What you will do: Retype each record below word for word, pictures excluded.
----
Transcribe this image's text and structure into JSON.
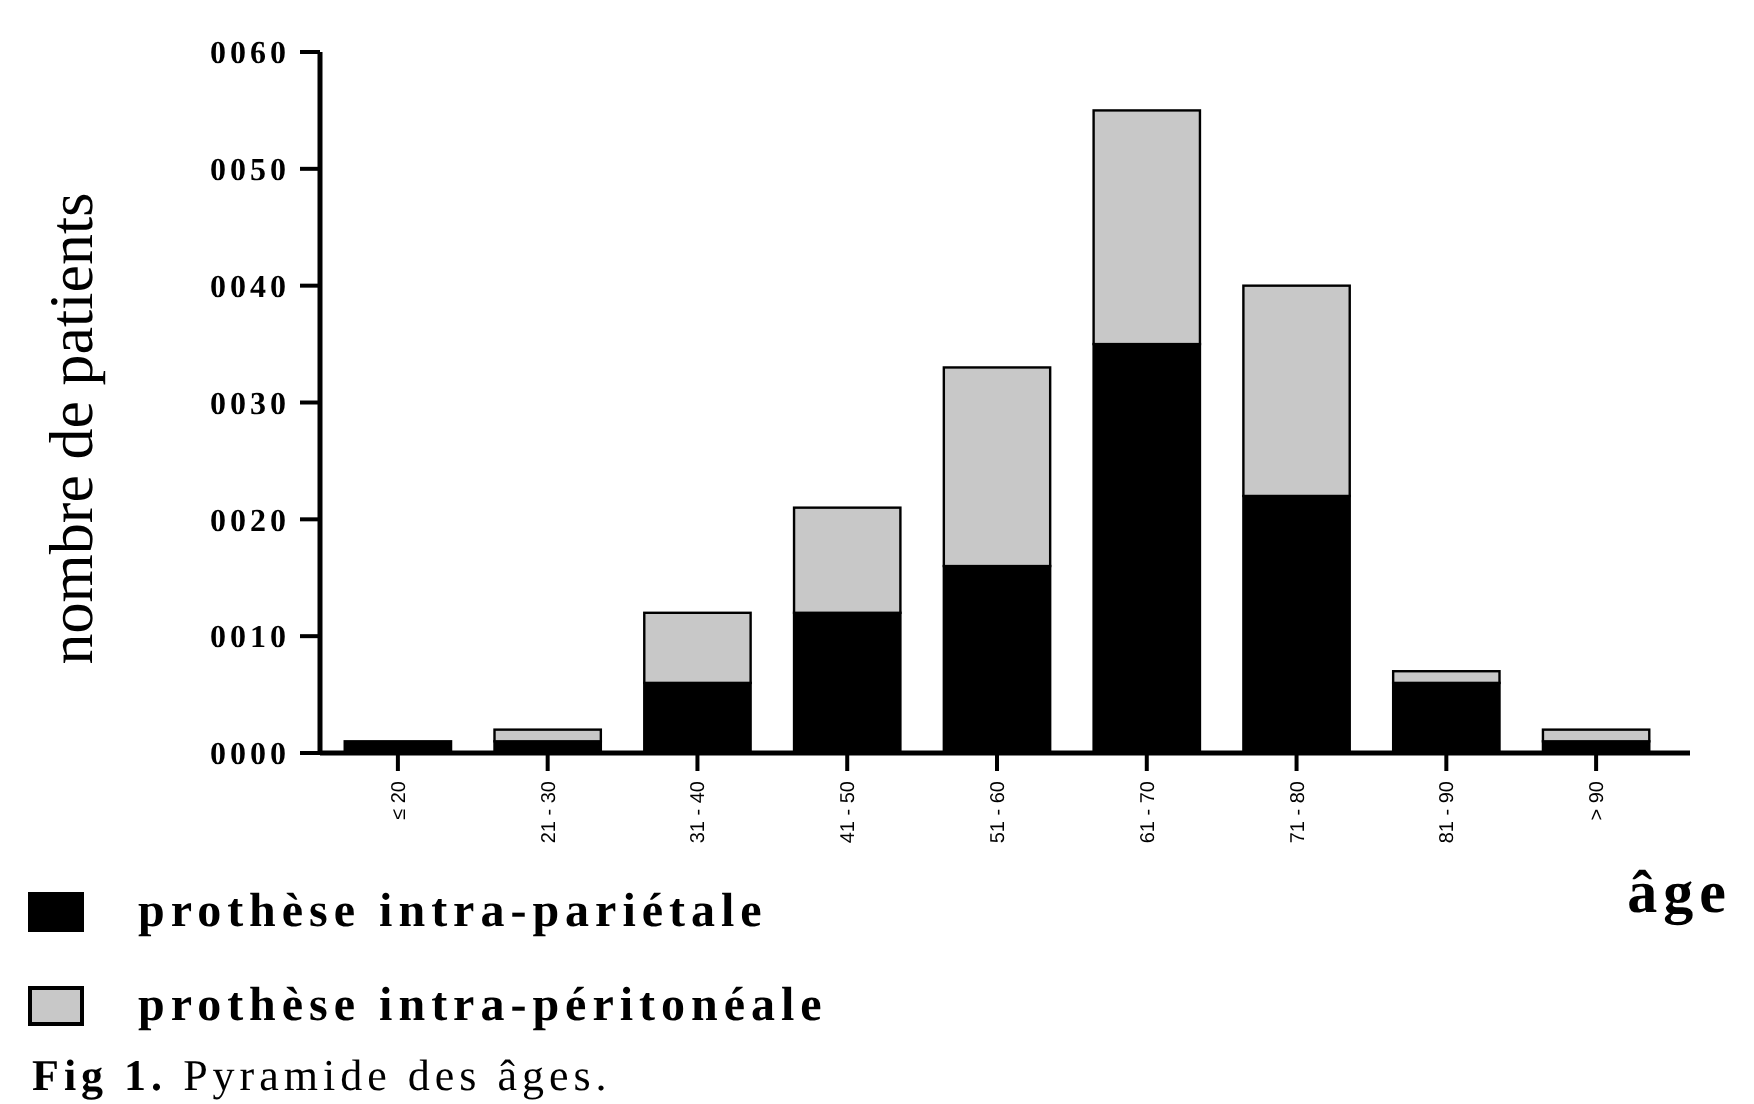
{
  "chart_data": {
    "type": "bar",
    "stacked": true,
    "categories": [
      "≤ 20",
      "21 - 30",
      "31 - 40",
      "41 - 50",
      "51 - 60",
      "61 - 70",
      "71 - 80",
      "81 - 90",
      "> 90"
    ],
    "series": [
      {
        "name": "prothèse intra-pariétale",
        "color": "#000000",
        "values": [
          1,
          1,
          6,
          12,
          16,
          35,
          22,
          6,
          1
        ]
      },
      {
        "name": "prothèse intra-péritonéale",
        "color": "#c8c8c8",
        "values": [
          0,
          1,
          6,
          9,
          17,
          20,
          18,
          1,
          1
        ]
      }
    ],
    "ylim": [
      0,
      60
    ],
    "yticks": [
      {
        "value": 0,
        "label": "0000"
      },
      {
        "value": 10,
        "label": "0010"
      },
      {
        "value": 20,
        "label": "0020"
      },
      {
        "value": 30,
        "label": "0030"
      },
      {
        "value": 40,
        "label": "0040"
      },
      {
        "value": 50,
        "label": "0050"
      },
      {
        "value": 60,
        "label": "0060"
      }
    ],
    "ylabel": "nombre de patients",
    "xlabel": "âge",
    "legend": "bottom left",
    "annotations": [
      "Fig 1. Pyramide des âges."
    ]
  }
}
----
Your response:
Transcribe this image's text and structure into JSON.
{
  "chart_data": {
    "type": "bar",
    "stacked": true,
    "categories": [
      "≤ 20",
      "21 - 30",
      "31 - 40",
      "41 - 50",
      "51 - 60",
      "61 - 70",
      "71 - 80",
      "81 - 90",
      "> 90"
    ],
    "series": [
      {
        "name": "prothèse intra-pariétale",
        "color": "#000000",
        "values": [
          1,
          1,
          6,
          12,
          16,
          35,
          22,
          6,
          1
        ]
      },
      {
        "name": "prothèse intra-péritonéale",
        "color": "#c8c8c8",
        "values": [
          0,
          1,
          6,
          9,
          17,
          20,
          18,
          1,
          1
        ]
      }
    ],
    "ylim": [
      0,
      60
    ],
    "yticks": [
      {
        "value": 0,
        "label": "0000"
      },
      {
        "value": 10,
        "label": "0010"
      },
      {
        "value": 20,
        "label": "0020"
      },
      {
        "value": 30,
        "label": "0030"
      },
      {
        "value": 40,
        "label": "0040"
      },
      {
        "value": 50,
        "label": "0050"
      },
      {
        "value": 60,
        "label": "0060"
      }
    ],
    "ylabel": "nombre de patients",
    "xlabel": "âge",
    "legend": "bottom left",
    "annotations": [
      "Fig 1. Pyramide des âges."
    ]
  }
}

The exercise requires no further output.